▸ What needs to be done:
All records must be quoted exactly. Omit the pictures.

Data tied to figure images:
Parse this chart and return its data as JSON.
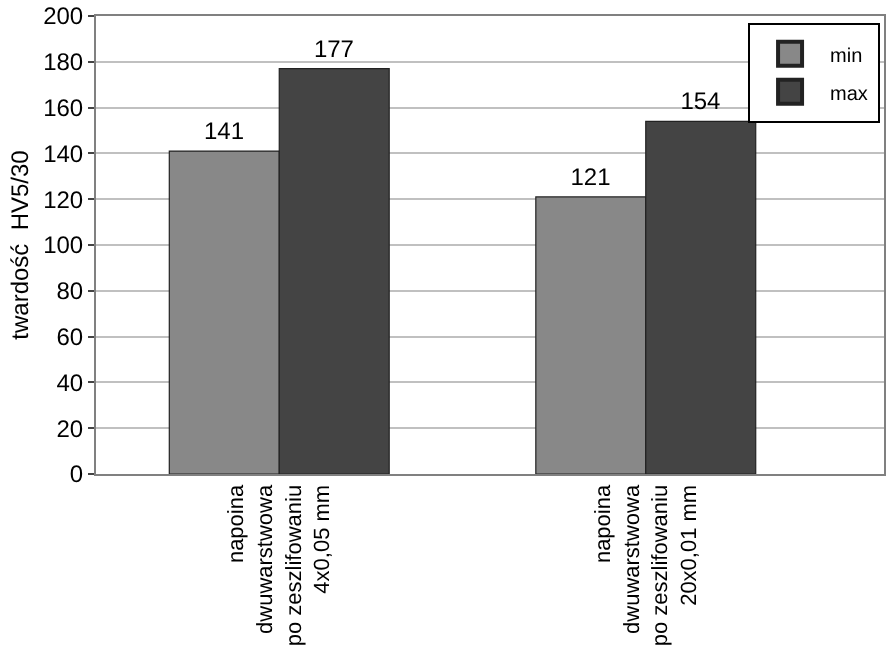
{
  "chart_data": {
    "type": "bar",
    "ylabel": "twardość  HV5/30",
    "categories": [
      "napoina\ndwuwarstwowa\npo zeszlifowaniu\n4x0,05 mm",
      "napoina\ndwuwarstwowa\npo zeszlifowaniu\n20x0,01 mm"
    ],
    "series": [
      {
        "name": "min",
        "color": "#888888",
        "values": [
          141,
          121
        ]
      },
      {
        "name": "max",
        "color": "#444444",
        "values": [
          177,
          154
        ]
      }
    ],
    "ylim": [
      0,
      200
    ],
    "yticks": [
      0,
      20,
      40,
      60,
      80,
      100,
      120,
      140,
      160,
      180,
      200
    ],
    "grid": "y",
    "legend": "top right",
    "data_labels": true
  }
}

▸ Reply to the task:
Parse this chart and return its data as JSON.
{
  "chart_data": {
    "type": "bar",
    "ylabel": "twardość  HV5/30",
    "categories": [
      "napoina\ndwuwarstwowa\npo zeszlifowaniu\n4x0,05 mm",
      "napoina\ndwuwarstwowa\npo zeszlifowaniu\n20x0,01 mm"
    ],
    "series": [
      {
        "name": "min",
        "color": "#888888",
        "values": [
          141,
          121
        ]
      },
      {
        "name": "max",
        "color": "#444444",
        "values": [
          177,
          154
        ]
      }
    ],
    "ylim": [
      0,
      200
    ],
    "yticks": [
      0,
      20,
      40,
      60,
      80,
      100,
      120,
      140,
      160,
      180,
      200
    ],
    "grid": "y",
    "legend": "top right",
    "data_labels": true
  }
}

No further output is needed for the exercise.